## Task directions:
All of the data below should be written out exactly.
----
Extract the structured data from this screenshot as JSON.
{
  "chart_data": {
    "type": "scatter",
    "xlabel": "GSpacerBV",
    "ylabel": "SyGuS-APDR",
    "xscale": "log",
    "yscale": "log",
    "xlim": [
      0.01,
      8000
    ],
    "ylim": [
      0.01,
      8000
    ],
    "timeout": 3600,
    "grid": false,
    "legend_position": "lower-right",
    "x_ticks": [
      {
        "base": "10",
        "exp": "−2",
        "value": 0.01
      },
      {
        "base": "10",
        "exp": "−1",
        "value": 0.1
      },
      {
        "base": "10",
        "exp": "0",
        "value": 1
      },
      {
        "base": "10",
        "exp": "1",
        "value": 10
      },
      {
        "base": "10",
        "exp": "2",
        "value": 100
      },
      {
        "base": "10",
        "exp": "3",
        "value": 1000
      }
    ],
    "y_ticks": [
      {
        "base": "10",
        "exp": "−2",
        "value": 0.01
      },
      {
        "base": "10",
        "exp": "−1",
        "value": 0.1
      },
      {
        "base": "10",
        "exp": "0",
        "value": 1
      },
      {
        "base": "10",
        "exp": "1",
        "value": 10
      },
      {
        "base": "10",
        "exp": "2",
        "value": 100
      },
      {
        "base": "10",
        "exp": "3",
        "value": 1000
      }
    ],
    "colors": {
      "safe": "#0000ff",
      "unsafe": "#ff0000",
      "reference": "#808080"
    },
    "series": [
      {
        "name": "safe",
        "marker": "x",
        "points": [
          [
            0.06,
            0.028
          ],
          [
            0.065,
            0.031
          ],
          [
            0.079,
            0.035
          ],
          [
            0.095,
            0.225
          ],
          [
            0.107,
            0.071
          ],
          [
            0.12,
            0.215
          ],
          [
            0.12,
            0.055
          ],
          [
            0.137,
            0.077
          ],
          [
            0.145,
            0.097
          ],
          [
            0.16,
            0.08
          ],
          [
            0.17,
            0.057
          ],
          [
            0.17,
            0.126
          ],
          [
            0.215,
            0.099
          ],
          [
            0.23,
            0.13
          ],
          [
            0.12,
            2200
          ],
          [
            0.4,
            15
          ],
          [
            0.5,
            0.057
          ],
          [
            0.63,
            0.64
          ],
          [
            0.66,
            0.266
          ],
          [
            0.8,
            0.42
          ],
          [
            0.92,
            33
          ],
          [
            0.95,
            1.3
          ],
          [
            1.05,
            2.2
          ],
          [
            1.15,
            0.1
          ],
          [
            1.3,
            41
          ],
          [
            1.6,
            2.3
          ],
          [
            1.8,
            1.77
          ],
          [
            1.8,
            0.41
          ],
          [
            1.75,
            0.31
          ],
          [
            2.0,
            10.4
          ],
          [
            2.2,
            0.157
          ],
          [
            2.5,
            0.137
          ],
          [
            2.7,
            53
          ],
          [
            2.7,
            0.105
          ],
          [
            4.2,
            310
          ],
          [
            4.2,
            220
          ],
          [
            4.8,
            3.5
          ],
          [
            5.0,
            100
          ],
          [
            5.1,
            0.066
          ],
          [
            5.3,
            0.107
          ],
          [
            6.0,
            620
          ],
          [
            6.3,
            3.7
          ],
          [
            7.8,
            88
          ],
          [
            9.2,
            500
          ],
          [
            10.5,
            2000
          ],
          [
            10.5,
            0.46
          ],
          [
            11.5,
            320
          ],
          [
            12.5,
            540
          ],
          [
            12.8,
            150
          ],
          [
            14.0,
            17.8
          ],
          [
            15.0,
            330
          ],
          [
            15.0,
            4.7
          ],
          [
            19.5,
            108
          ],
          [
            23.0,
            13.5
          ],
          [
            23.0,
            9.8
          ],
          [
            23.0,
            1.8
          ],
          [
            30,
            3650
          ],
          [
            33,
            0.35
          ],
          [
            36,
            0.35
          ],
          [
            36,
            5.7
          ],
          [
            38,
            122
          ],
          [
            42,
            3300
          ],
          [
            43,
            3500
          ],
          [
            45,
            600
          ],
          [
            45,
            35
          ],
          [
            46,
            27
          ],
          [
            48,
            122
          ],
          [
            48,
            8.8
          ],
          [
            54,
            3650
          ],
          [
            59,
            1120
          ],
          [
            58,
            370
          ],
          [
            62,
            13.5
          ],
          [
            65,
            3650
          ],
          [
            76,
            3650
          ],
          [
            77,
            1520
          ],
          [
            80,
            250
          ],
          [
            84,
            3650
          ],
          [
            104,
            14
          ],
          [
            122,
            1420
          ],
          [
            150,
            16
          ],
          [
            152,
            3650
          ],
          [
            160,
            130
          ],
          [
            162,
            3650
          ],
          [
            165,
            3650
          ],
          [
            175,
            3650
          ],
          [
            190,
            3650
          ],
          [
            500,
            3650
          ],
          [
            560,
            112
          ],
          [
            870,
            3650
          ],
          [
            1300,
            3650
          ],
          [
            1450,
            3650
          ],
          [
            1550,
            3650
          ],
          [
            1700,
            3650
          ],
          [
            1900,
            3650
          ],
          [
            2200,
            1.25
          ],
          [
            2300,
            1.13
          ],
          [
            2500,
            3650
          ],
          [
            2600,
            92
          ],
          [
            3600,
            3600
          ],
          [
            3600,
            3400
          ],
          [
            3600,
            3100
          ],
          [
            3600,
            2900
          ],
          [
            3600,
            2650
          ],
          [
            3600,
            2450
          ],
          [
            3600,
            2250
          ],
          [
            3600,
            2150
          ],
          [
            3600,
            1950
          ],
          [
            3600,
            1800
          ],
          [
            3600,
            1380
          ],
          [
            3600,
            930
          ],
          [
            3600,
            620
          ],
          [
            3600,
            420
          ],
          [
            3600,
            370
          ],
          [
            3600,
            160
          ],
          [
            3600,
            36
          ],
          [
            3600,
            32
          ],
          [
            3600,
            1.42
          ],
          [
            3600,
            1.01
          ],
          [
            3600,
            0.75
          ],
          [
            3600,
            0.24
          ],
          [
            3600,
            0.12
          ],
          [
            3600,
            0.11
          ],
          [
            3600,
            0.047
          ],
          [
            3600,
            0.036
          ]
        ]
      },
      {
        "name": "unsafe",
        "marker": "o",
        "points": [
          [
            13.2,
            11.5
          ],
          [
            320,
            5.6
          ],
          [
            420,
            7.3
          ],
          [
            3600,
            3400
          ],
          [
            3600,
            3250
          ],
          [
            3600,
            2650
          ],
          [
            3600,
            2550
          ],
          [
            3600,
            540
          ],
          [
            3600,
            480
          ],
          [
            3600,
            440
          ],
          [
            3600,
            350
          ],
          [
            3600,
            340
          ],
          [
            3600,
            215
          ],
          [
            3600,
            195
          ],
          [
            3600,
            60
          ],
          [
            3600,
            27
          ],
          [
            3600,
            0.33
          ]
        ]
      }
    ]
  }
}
----
## Final result:
Extract the structured data from this screenshot as JSON.
{
  "chart_data": {
    "type": "scatter",
    "xlabel": "GSpacerBV",
    "ylabel": "SyGuS-APDR",
    "xscale": "log",
    "yscale": "log",
    "xlim": [
      0.01,
      8000
    ],
    "ylim": [
      0.01,
      8000
    ],
    "timeout": 3600,
    "grid": false,
    "legend_position": "lower-right",
    "x_ticks": [
      {
        "base": "10",
        "exp": "−2",
        "value": 0.01
      },
      {
        "base": "10",
        "exp": "−1",
        "value": 0.1
      },
      {
        "base": "10",
        "exp": "0",
        "value": 1
      },
      {
        "base": "10",
        "exp": "1",
        "value": 10
      },
      {
        "base": "10",
        "exp": "2",
        "value": 100
      },
      {
        "base": "10",
        "exp": "3",
        "value": 1000
      }
    ],
    "y_ticks": [
      {
        "base": "10",
        "exp": "−2",
        "value": 0.01
      },
      {
        "base": "10",
        "exp": "−1",
        "value": 0.1
      },
      {
        "base": "10",
        "exp": "0",
        "value": 1
      },
      {
        "base": "10",
        "exp": "1",
        "value": 10
      },
      {
        "base": "10",
        "exp": "2",
        "value": 100
      },
      {
        "base": "10",
        "exp": "3",
        "value": 1000
      }
    ],
    "colors": {
      "safe": "#0000ff",
      "unsafe": "#ff0000",
      "reference": "#808080"
    },
    "series": [
      {
        "name": "safe",
        "marker": "x",
        "points": [
          [
            0.06,
            0.028
          ],
          [
            0.065,
            0.031
          ],
          [
            0.079,
            0.035
          ],
          [
            0.095,
            0.225
          ],
          [
            0.107,
            0.071
          ],
          [
            0.12,
            0.215
          ],
          [
            0.12,
            0.055
          ],
          [
            0.137,
            0.077
          ],
          [
            0.145,
            0.097
          ],
          [
            0.16,
            0.08
          ],
          [
            0.17,
            0.057
          ],
          [
            0.17,
            0.126
          ],
          [
            0.215,
            0.099
          ],
          [
            0.23,
            0.13
          ],
          [
            0.12,
            2200
          ],
          [
            0.4,
            15
          ],
          [
            0.5,
            0.057
          ],
          [
            0.63,
            0.64
          ],
          [
            0.66,
            0.266
          ],
          [
            0.8,
            0.42
          ],
          [
            0.92,
            33
          ],
          [
            0.95,
            1.3
          ],
          [
            1.05,
            2.2
          ],
          [
            1.15,
            0.1
          ],
          [
            1.3,
            41
          ],
          [
            1.6,
            2.3
          ],
          [
            1.8,
            1.77
          ],
          [
            1.8,
            0.41
          ],
          [
            1.75,
            0.31
          ],
          [
            2.0,
            10.4
          ],
          [
            2.2,
            0.157
          ],
          [
            2.5,
            0.137
          ],
          [
            2.7,
            53
          ],
          [
            2.7,
            0.105
          ],
          [
            4.2,
            310
          ],
          [
            4.2,
            220
          ],
          [
            4.8,
            3.5
          ],
          [
            5.0,
            100
          ],
          [
            5.1,
            0.066
          ],
          [
            5.3,
            0.107
          ],
          [
            6.0,
            620
          ],
          [
            6.3,
            3.7
          ],
          [
            7.8,
            88
          ],
          [
            9.2,
            500
          ],
          [
            10.5,
            2000
          ],
          [
            10.5,
            0.46
          ],
          [
            11.5,
            320
          ],
          [
            12.5,
            540
          ],
          [
            12.8,
            150
          ],
          [
            14.0,
            17.8
          ],
          [
            15.0,
            330
          ],
          [
            15.0,
            4.7
          ],
          [
            19.5,
            108
          ],
          [
            23.0,
            13.5
          ],
          [
            23.0,
            9.8
          ],
          [
            23.0,
            1.8
          ],
          [
            30,
            3650
          ],
          [
            33,
            0.35
          ],
          [
            36,
            0.35
          ],
          [
            36,
            5.7
          ],
          [
            38,
            122
          ],
          [
            42,
            3300
          ],
          [
            43,
            3500
          ],
          [
            45,
            600
          ],
          [
            45,
            35
          ],
          [
            46,
            27
          ],
          [
            48,
            122
          ],
          [
            48,
            8.8
          ],
          [
            54,
            3650
          ],
          [
            59,
            1120
          ],
          [
            58,
            370
          ],
          [
            62,
            13.5
          ],
          [
            65,
            3650
          ],
          [
            76,
            3650
          ],
          [
            77,
            1520
          ],
          [
            80,
            250
          ],
          [
            84,
            3650
          ],
          [
            104,
            14
          ],
          [
            122,
            1420
          ],
          [
            150,
            16
          ],
          [
            152,
            3650
          ],
          [
            160,
            130
          ],
          [
            162,
            3650
          ],
          [
            165,
            3650
          ],
          [
            175,
            3650
          ],
          [
            190,
            3650
          ],
          [
            500,
            3650
          ],
          [
            560,
            112
          ],
          [
            870,
            3650
          ],
          [
            1300,
            3650
          ],
          [
            1450,
            3650
          ],
          [
            1550,
            3650
          ],
          [
            1700,
            3650
          ],
          [
            1900,
            3650
          ],
          [
            2200,
            1.25
          ],
          [
            2300,
            1.13
          ],
          [
            2500,
            3650
          ],
          [
            2600,
            92
          ],
          [
            3600,
            3600
          ],
          [
            3600,
            3400
          ],
          [
            3600,
            3100
          ],
          [
            3600,
            2900
          ],
          [
            3600,
            2650
          ],
          [
            3600,
            2450
          ],
          [
            3600,
            2250
          ],
          [
            3600,
            2150
          ],
          [
            3600,
            1950
          ],
          [
            3600,
            1800
          ],
          [
            3600,
            1380
          ],
          [
            3600,
            930
          ],
          [
            3600,
            620
          ],
          [
            3600,
            420
          ],
          [
            3600,
            370
          ],
          [
            3600,
            160
          ],
          [
            3600,
            36
          ],
          [
            3600,
            32
          ],
          [
            3600,
            1.42
          ],
          [
            3600,
            1.01
          ],
          [
            3600,
            0.75
          ],
          [
            3600,
            0.24
          ],
          [
            3600,
            0.12
          ],
          [
            3600,
            0.11
          ],
          [
            3600,
            0.047
          ],
          [
            3600,
            0.036
          ]
        ]
      },
      {
        "name": "unsafe",
        "marker": "o",
        "points": [
          [
            13.2,
            11.5
          ],
          [
            320,
            5.6
          ],
          [
            420,
            7.3
          ],
          [
            3600,
            3400
          ],
          [
            3600,
            3250
          ],
          [
            3600,
            2650
          ],
          [
            3600,
            2550
          ],
          [
            3600,
            540
          ],
          [
            3600,
            480
          ],
          [
            3600,
            440
          ],
          [
            3600,
            350
          ],
          [
            3600,
            340
          ],
          [
            3600,
            215
          ],
          [
            3600,
            195
          ],
          [
            3600,
            60
          ],
          [
            3600,
            27
          ],
          [
            3600,
            0.33
          ]
        ]
      }
    ]
  }
}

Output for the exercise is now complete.